### INSTRUCTION A
Name every action that the data structures notes define as placing data on, or removing data from, a stack or a queue.
### INSTRUCTION B
Reproduce word for word the part of the data structures notes starting with "34. When you" and going on through "from a queue.".

Start SOURCE TEXT

26. Push is the action that places data on a stack.
27. Pop is the action that removes data from a stack.
28. The value of the top index is –1.
29. The value of the top index is equal to the number of elements in the array minus 1.
30. A queue is a sequential organization of data. A queue is like the checkout line at the supermarket where the first customer
is at the front of the line and the second customer is next in line,
and so on, until you reach the last customer who is at the back of the line.
31. Data organized in a queue is stored in an array or a linked list.
32. A circular queue is a queue implemented using an array. When the elements at the end of the array are used up, you start over
at the beginning so the queue chases itself around in a circle.
33. The modulus operator can be used to make a linear pattern into a circular pattern. When the last element is used up,
the modulus operator will take you back to the first element.
34. When you don’t know the number of nodes ahead of time. The linked list implementation is only limited by the amount of memory on the machine.
35. Enqueue is the action that places data on a queue.
36. Dequeue is the action called that removes data from a queue.
37. A linked list is a data structure that makes it easy to rearrange data without having to move data in memory.
38. An entry in a linked list is called a node.
39. Each member of a node points to the next node in the linked list.
40. A doubly linked list is a linked list where each member of a node points to the previous node and to the next node in the linked list.
41. A doubly linked list is used to enable a program to move up and down the linked list.
42. A structure definition is used to define a node of a linked list.
43. Declare a temporary pointer to the node being deleted.
Change the next pointer in the previous node to the value of the next pointer in the node being deleted.
Change the previous pointer in the next node to the value of the previous pointer in the node being deleted.
Delete the node.
44. Declare a temporary pointer to the front node.
Change the value of the front pointer to the next pointer in the node being deleted.
Change the value of the previous pointer in the next node to NULL.
Use the temporary pointer to delete the node.
45. Use the back pointer to get a reference to the last node on the linked list.
Change the value of the next pointer in the back node to the address of the new node.
Set the previous pointer of the new node to the current back node.
Change the back pointer to the address of the new node.
46. Use the front pointer to get a reference to the first node on the linked list.
Change the value of the previous pointer in the front node to the address of the new node.
Set the next pointer of the new node to the current front node.

End SOURCE TEXT
Start SOURCE EXCERPT

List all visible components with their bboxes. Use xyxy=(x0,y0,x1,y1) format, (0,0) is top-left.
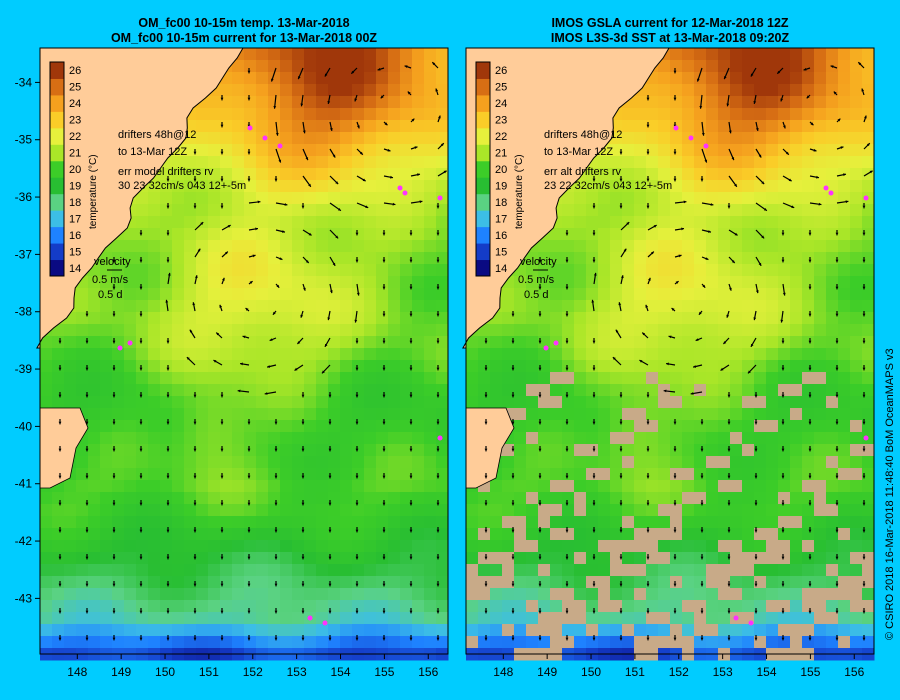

End SOURCE EXCERPT

### PROBLEM SOLUTION A
Push, Pop, Enqueue, Dequeue

### PROBLEM SOLUTION B
34. When you don’t know the number of nodes ahead of time. The linked list implementation is only limited by the amount of memory on the machine.
35. Enqueue is the action that places data on a queue.
36. Dequeue is the action called that removes data from a queue.